(WHAT IS REQUIRED): Here are some records. Copy each one exactly.

— begin INFORMATION PROVIDED —

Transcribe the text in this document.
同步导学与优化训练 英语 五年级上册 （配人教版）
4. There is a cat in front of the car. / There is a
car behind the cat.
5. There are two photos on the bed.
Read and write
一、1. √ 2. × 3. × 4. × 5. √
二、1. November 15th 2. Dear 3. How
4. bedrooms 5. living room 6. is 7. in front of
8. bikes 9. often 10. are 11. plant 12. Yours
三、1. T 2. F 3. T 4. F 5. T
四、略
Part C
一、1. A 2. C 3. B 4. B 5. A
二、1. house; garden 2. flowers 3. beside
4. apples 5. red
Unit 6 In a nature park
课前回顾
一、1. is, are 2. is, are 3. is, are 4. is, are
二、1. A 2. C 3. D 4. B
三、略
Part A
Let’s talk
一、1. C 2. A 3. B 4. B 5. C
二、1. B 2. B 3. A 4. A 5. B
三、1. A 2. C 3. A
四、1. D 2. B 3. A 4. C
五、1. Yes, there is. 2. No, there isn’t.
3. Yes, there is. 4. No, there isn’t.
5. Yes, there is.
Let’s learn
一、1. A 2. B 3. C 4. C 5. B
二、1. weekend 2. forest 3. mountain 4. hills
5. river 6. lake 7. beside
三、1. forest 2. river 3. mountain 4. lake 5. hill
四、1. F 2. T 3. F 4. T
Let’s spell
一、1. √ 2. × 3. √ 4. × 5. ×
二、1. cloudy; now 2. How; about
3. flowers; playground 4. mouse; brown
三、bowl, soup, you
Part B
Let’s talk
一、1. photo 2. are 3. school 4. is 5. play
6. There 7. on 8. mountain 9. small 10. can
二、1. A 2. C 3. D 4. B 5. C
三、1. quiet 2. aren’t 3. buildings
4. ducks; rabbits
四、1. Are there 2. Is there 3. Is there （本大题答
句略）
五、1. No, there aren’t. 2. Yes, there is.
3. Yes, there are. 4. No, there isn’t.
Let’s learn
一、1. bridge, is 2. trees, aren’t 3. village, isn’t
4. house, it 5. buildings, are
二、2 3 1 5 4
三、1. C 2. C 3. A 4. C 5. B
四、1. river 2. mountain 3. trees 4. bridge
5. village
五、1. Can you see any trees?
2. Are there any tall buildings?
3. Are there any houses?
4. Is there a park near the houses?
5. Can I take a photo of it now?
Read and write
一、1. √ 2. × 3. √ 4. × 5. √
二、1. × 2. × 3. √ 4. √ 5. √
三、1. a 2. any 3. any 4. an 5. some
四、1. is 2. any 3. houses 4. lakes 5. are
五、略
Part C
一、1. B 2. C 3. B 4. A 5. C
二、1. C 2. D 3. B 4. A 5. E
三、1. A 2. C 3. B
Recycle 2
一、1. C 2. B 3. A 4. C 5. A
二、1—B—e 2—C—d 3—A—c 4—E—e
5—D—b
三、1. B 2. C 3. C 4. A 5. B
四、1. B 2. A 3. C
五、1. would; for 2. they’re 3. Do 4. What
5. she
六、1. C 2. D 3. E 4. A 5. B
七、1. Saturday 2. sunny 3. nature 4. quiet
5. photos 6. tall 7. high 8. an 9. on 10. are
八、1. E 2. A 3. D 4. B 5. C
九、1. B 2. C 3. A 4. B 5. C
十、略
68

— end INFORMATION PROVIDED —

(ANSWER TO THE EXERCISE):
Transcribe the text in this document.
同步导学与优化训练 英语 五年级上册 （配人教版）
4. There is a cat in front of the car. / There is a
car behind the cat.
5. There are two photos on the bed.
Read and write
一、1. √ 2. × 3. × 4. × 5. √
二、1. November 15th 2. Dear 3. How
4. bedrooms 5. living room 6. is 7. in front of
8. bikes 9. often 10. are 11. plant 12. Yours
三、1. T 2. F 3. T 4. F 5. T
四、略
Part C
一、1. A 2. C 3. B 4. B 5. A
二、1. house; garden 2. flowers 3. beside
4. apples 5. red
Unit 6 In a nature park
课前回顾
一、1. is, are 2. is, are 3. is, are 4. is, are
二、1. A 2. C 3. D 4. B
三、略
Part A
Let’s talk
一、1. C 2. A 3. B 4. B 5. C
二、1. B 2. B 3. A 4. A 5. B
三、1. A 2. C 3. A
四、1. D 2. B 3. A 4. C
五、1. Yes, there is. 2. No, there isn’t.
3. Yes, there is. 4. No, there isn’t.
5. Yes, there is.
Let’s learn
一、1. A 2. B 3. C 4. C 5. B
二、1. weekend 2. forest 3. mountain 4. hills
5. river 6. lake 7. beside
三、1. forest 2. river 3. mountain 4. lake 5. hill
四、1. F 2. T 3. F 4. T
Let’s spell
一、1. √ 2. × 3. √ 4. × 5. ×
二、1. cloudy; now 2. How; about
3. flowers; playground 4. mouse; brown
三、bowl, soup, you
Part B
Let’s talk
一、1. photo 2. are 3. school 4. is 5. play
6. There 7. on 8. mountain 9. small 10. can
二、1. A 2. C 3. D 4. B 5. C
三、1. quiet 2. aren’t 3. buildings
4. ducks; rabbits
四、1. Are there 2. Is there 3. Is there （本大题答
句略）
五、1. No, there aren’t. 2. Yes, there is.
3. Yes, there are. 4. No, there isn’t.
Let’s learn
一、1. bridge, is 2. trees, aren’t 3. village, isn’t
4. house, it 5. buildings, are
二、2 3 1 5 4
三、1. C 2. C 3. A 4. C 5. B
四、1. river 2. mountain 3. trees 4. bridge
5. village
五、1. Can you see any trees?
2. Are there any tall buildings?
3. Are there any houses?
4. Is there a park near the houses?
5. Can I take a photo of it now?
Read and write
一、1. √ 2. × 3. √ 4. × 5. √
二、1. × 2. × 3. √ 4. √ 5. √
三、1. a 2. any 3. any 4. an 5. some
四、1. is 2. any 3. houses 4. lakes 5. are
五、略
Part C
一、1. B 2. C 3. B 4. A 5. C
二、1. C 2. D 3. B 4. A 5. E
三、1. A 2. C 3. B
Recycle 2
一、1. C 2. B 3. A 4. C 5. A
二、1—B—e 2—C—d 3—A—c 4—E—e
5—D—b
三、1. B 2. C 3. C 4. A 5. B
四、1. B 2. A 3. C
五、1. would; for 2. they’re 3. Do 4. What
5. she
六、1. C 2. D 3. E 4. A 5. B
七、1. Saturday 2. sunny 3. nature 4. quiet
5. photos 6. tall 7. high 8. an 9. on 10. are
八、1. E 2. A 3. D 4. B 5. C
九、1. B 2. C 3. A 4. B 5. C
十、略
68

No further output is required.